▸ **AIM OF THE EXERCISE**
Print the entries in full, word for word, but not the pictures.

▸ **Stored records**

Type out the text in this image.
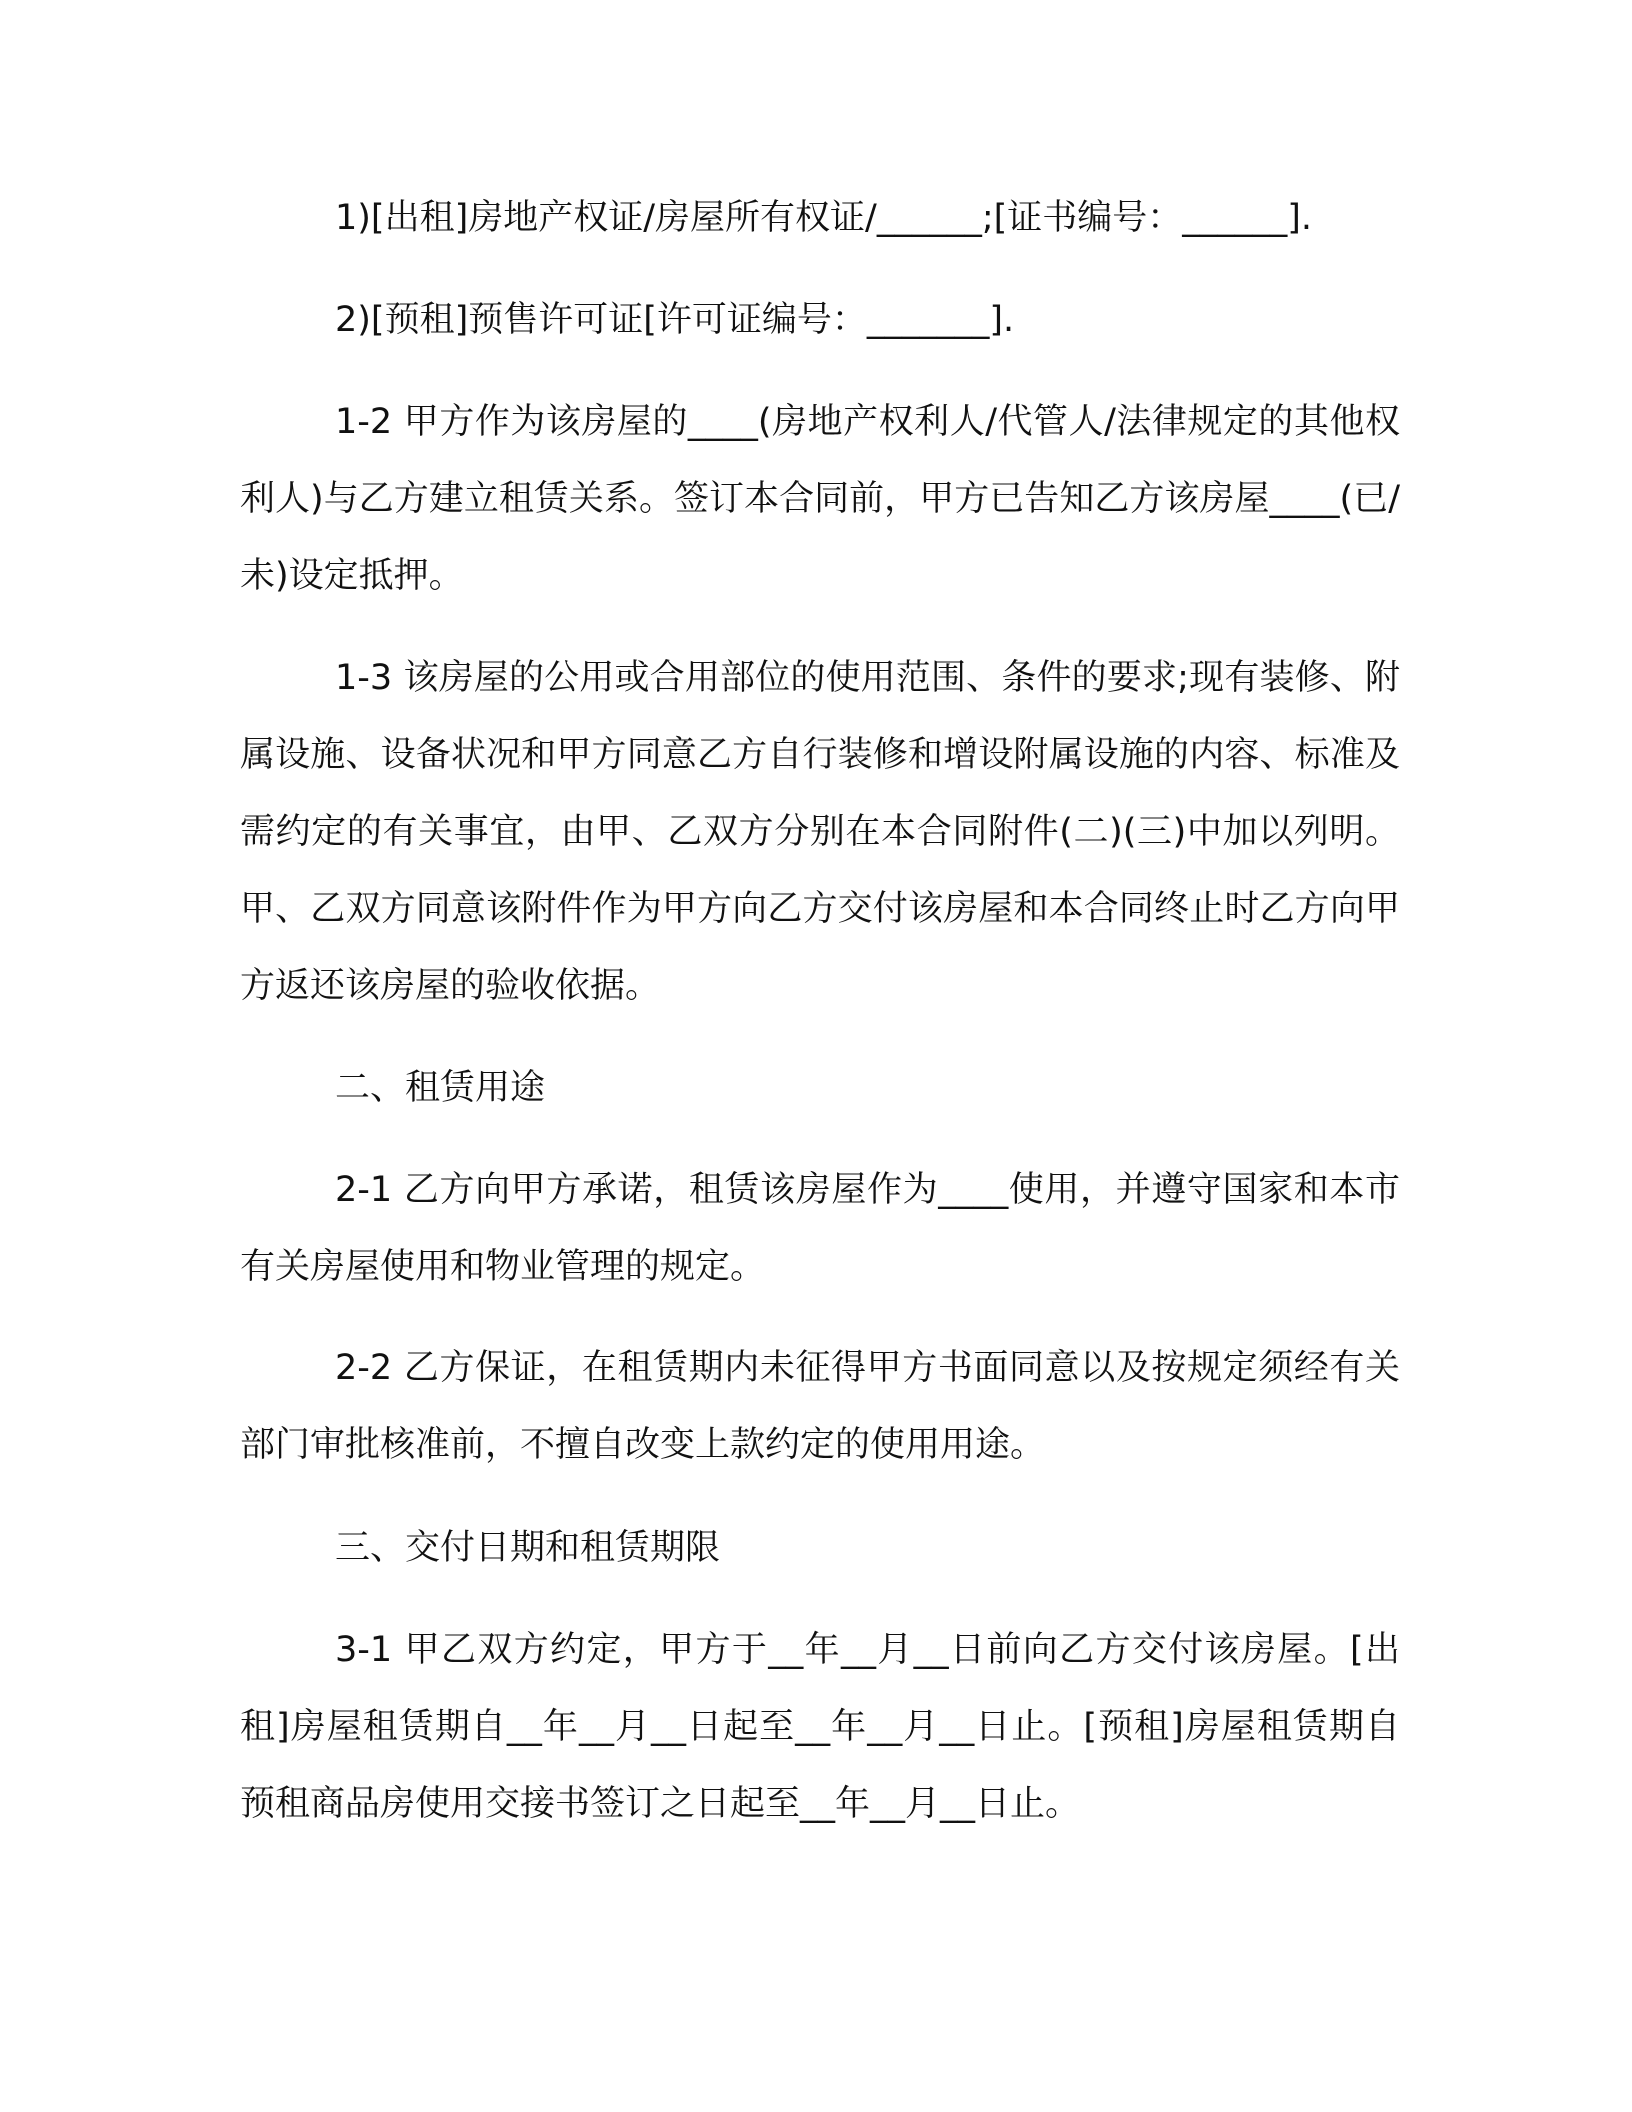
1)[出租]房地产权证/房屋所有权证/______;[证书编号：______].

2)[预租]预售许可证[许可证编号：_______].

1-2 甲方作为该房屋的____(房地产权利人/代管人/法律规定的其他权利人)与乙方建立租赁关系。签订本合同前，甲方已告知乙方该房屋____(已/未)设定抵押。

1-3 该房屋的公用或合用部位的使用范围、条件的要求;现有装修、附属设施、设备状况和甲方同意乙方自行装修和增设附属设施的内容、标准及需约定的有关事宜，由甲、乙双方分别在本合同附件(二)(三)中加以列明。甲、乙双方同意该附件作为甲方向乙方交付该房屋和本合同终止时乙方向甲方返还该房屋的验收依据。

二、租赁用途

2-1 乙方向甲方承诺，租赁该房屋作为____使用，并遵守国家和本市有关房屋使用和物业管理的规定。

2-2 乙方保证，在租赁期内未征得甲方书面同意以及按规定须经有关部门审批核准前，不擅自改变上款约定的使用用途。

三、交付日期和租赁期限

3-1 甲乙双方约定，甲方于__年__月__日前向乙方交付该房屋。[出租]房屋租赁期自__年__月__日起至__年__月__日止。[预租]房屋租赁期自预租商品房使用交接书签订之日起至__年__月__日止。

▸ **WRITTEN RESPONSE**
Type out the text in this image.
1)[出租]房地产权证/房屋所有权证/______;[证书编号：______].

2)[预租]预售许可证[许可证编号：_______].

1-2 甲方作为该房屋的____(房地产权利人/代管人/法律规定的其他权利人)与乙方建立租赁关系。签订本合同前，甲方已告知乙方该房屋____(已/未)设定抵押。

1-3 该房屋的公用或合用部位的使用范围、条件的要求;现有装修、附属设施、设备状况和甲方同意乙方自行装修和增设附属设施的内容、标准及需约定的有关事宜，由甲、乙双方分别在本合同附件(二)(三)中加以列明。甲、乙双方同意该附件作为甲方向乙方交付该房屋和本合同终止时乙方向甲方返还该房屋的验收依据。

二、租赁用途

2-1 乙方向甲方承诺，租赁该房屋作为____使用，并遵守国家和本市有关房屋使用和物业管理的规定。

2-2 乙方保证，在租赁期内未征得甲方书面同意以及按规定须经有关部门审批核准前，不擅自改变上款约定的使用用途。

三、交付日期和租赁期限

3-1 甲乙双方约定，甲方于__年__月__日前向乙方交付该房屋。[出租]房屋租赁期自__年__月__日起至__年__月__日止。[预租]房屋租赁期自预租商品房使用交接书签订之日起至__年__月__日止。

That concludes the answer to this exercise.